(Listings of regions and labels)
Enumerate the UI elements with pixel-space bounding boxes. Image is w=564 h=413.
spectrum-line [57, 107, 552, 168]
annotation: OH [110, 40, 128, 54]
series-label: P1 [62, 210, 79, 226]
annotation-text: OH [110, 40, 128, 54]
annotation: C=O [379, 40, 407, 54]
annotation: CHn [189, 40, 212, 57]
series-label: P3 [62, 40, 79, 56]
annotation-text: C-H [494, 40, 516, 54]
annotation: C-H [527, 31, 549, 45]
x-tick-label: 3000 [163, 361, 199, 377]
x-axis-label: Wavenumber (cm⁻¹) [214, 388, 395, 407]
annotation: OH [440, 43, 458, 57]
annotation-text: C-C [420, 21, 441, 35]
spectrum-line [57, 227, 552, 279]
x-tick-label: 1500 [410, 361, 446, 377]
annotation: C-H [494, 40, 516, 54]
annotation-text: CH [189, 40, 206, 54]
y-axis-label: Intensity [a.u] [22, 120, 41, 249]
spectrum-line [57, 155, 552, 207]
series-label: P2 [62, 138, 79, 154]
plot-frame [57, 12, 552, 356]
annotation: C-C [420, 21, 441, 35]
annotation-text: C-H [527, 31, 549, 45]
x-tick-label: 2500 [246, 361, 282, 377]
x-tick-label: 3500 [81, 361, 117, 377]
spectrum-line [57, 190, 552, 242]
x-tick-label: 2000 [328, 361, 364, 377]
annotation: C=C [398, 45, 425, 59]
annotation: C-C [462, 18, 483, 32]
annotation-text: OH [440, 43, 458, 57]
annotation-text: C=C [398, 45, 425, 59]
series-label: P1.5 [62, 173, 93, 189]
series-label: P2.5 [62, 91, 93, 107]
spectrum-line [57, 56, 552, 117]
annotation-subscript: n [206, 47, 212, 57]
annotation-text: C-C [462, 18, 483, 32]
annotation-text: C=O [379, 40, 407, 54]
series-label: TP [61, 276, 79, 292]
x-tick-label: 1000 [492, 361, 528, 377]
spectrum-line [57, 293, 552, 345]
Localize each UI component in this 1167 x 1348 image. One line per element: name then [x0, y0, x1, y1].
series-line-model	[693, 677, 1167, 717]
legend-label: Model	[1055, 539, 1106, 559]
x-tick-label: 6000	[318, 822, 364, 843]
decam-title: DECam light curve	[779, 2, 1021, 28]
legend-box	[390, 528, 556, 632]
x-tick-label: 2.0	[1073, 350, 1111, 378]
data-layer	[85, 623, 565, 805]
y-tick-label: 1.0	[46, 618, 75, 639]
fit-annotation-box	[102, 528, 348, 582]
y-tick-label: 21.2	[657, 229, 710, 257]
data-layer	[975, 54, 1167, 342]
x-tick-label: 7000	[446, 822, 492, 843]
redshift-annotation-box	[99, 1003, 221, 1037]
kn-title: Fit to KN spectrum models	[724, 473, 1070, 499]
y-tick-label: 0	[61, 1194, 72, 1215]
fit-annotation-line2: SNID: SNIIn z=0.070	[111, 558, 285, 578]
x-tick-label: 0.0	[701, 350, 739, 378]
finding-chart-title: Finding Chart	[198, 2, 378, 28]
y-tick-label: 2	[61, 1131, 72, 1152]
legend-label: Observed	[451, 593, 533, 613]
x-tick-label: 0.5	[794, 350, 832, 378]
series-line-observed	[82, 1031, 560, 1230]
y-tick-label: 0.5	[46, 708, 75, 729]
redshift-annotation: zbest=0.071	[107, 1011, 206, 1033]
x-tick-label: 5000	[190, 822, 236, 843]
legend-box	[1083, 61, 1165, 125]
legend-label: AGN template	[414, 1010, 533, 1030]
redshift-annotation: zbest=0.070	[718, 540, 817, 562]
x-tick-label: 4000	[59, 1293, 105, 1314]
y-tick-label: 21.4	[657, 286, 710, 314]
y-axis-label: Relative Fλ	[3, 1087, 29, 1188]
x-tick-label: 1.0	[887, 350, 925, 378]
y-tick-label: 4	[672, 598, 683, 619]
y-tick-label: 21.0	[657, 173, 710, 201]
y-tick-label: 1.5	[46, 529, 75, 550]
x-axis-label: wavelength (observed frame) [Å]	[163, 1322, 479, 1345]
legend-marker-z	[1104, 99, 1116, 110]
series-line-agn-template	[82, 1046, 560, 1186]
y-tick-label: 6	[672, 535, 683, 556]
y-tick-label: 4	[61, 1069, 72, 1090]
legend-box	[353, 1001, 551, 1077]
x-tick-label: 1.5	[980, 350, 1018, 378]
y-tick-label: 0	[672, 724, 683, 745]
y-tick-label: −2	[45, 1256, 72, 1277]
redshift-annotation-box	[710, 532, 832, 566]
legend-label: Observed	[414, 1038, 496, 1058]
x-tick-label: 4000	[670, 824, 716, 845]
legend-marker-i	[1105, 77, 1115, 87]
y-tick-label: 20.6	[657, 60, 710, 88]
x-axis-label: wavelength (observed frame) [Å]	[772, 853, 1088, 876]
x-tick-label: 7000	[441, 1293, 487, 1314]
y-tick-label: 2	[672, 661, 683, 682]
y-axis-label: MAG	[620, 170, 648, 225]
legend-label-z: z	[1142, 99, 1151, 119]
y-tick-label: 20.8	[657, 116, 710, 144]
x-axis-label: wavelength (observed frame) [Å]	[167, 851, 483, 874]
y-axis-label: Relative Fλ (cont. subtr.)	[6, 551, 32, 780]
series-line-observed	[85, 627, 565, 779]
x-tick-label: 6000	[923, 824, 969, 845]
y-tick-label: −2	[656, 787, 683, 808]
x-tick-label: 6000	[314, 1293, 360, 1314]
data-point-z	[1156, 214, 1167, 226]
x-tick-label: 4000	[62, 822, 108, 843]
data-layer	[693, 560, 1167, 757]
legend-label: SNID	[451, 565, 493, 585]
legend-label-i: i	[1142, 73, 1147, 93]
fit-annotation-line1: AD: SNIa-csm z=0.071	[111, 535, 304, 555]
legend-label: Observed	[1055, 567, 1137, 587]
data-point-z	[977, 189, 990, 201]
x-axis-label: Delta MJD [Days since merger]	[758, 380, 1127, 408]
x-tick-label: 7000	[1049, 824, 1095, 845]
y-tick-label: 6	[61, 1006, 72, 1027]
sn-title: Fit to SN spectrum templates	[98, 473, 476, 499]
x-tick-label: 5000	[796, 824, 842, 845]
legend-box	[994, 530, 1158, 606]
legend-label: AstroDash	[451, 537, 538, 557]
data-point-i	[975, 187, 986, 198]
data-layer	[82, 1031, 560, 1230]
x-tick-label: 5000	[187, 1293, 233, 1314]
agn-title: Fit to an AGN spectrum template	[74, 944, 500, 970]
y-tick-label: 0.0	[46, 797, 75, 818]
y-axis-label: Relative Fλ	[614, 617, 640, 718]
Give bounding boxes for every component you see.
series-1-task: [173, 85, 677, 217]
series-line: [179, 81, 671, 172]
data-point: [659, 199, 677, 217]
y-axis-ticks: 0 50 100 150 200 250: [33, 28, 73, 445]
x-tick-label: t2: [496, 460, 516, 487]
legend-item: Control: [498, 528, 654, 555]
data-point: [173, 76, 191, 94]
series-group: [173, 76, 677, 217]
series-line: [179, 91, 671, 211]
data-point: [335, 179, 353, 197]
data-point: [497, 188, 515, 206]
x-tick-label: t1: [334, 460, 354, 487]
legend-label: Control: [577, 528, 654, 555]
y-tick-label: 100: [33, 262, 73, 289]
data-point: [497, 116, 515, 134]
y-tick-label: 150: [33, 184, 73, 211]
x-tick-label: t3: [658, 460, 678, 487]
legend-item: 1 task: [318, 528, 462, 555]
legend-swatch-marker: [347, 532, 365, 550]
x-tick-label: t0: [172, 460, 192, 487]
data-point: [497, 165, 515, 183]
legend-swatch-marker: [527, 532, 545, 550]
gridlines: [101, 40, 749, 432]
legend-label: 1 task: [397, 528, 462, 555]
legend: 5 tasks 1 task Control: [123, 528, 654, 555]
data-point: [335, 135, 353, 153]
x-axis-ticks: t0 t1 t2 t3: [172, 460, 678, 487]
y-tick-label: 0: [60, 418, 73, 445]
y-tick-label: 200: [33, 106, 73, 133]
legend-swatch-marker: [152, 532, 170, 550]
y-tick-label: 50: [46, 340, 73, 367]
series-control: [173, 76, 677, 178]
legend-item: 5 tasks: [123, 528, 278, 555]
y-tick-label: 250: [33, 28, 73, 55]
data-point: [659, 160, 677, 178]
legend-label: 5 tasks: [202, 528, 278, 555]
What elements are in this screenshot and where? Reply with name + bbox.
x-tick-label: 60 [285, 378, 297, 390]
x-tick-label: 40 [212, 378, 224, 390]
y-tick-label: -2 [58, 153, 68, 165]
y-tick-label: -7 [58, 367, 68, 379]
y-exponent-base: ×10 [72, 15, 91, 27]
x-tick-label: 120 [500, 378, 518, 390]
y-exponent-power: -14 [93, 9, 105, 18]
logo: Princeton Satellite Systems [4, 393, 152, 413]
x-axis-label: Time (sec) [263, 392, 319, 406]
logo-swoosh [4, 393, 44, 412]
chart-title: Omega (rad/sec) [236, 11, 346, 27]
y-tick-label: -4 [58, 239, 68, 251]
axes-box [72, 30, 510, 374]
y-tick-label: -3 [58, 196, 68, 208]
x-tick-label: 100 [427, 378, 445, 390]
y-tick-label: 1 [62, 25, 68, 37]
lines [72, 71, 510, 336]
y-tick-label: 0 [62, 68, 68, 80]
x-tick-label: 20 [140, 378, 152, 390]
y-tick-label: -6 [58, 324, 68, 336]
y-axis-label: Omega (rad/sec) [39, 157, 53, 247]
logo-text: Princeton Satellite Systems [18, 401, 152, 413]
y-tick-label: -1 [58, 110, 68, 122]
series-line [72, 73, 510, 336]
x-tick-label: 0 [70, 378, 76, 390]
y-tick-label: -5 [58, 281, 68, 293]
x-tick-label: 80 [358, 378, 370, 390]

## Problem statement
Copy out, character for character, the stretch of lines above from the very first line through the line containing "annotation: C-C [462, 18, 483, 32]", with both of those lines included.

## Right answer
Enumerate the UI elements with pixel-space bounding boxes. Image is w=564 h=413.
spectrum-line [57, 107, 552, 168]
annotation: OH [110, 40, 128, 54]
series-label: P1 [62, 210, 79, 226]
annotation-text: OH [110, 40, 128, 54]
annotation: C=O [379, 40, 407, 54]
annotation: CHn [189, 40, 212, 57]
series-label: P3 [62, 40, 79, 56]
annotation-text: C-H [494, 40, 516, 54]
annotation: C-H [527, 31, 549, 45]
x-tick-label: 3000 [163, 361, 199, 377]
x-axis-label: Wavenumber (cm⁻¹) [214, 388, 395, 407]
annotation: OH [440, 43, 458, 57]
annotation-text: C-C [420, 21, 441, 35]
spectrum-line [57, 227, 552, 279]
x-tick-label: 1500 [410, 361, 446, 377]
annotation: C-H [494, 40, 516, 54]
annotation-text: CH [189, 40, 206, 54]
y-axis-label: Intensity [a.u] [22, 120, 41, 249]
spectrum-line [57, 155, 552, 207]
series-label: P2 [62, 138, 79, 154]
plot-frame [57, 12, 552, 356]
annotation: C-C [420, 21, 441, 35]
annotation-text: C-H [527, 31, 549, 45]
x-tick-label: 2500 [246, 361, 282, 377]
x-tick-label: 3500 [81, 361, 117, 377]
spectrum-line [57, 190, 552, 242]
x-tick-label: 2000 [328, 361, 364, 377]
annotation: C=C [398, 45, 425, 59]
annotation: C-C [462, 18, 483, 32]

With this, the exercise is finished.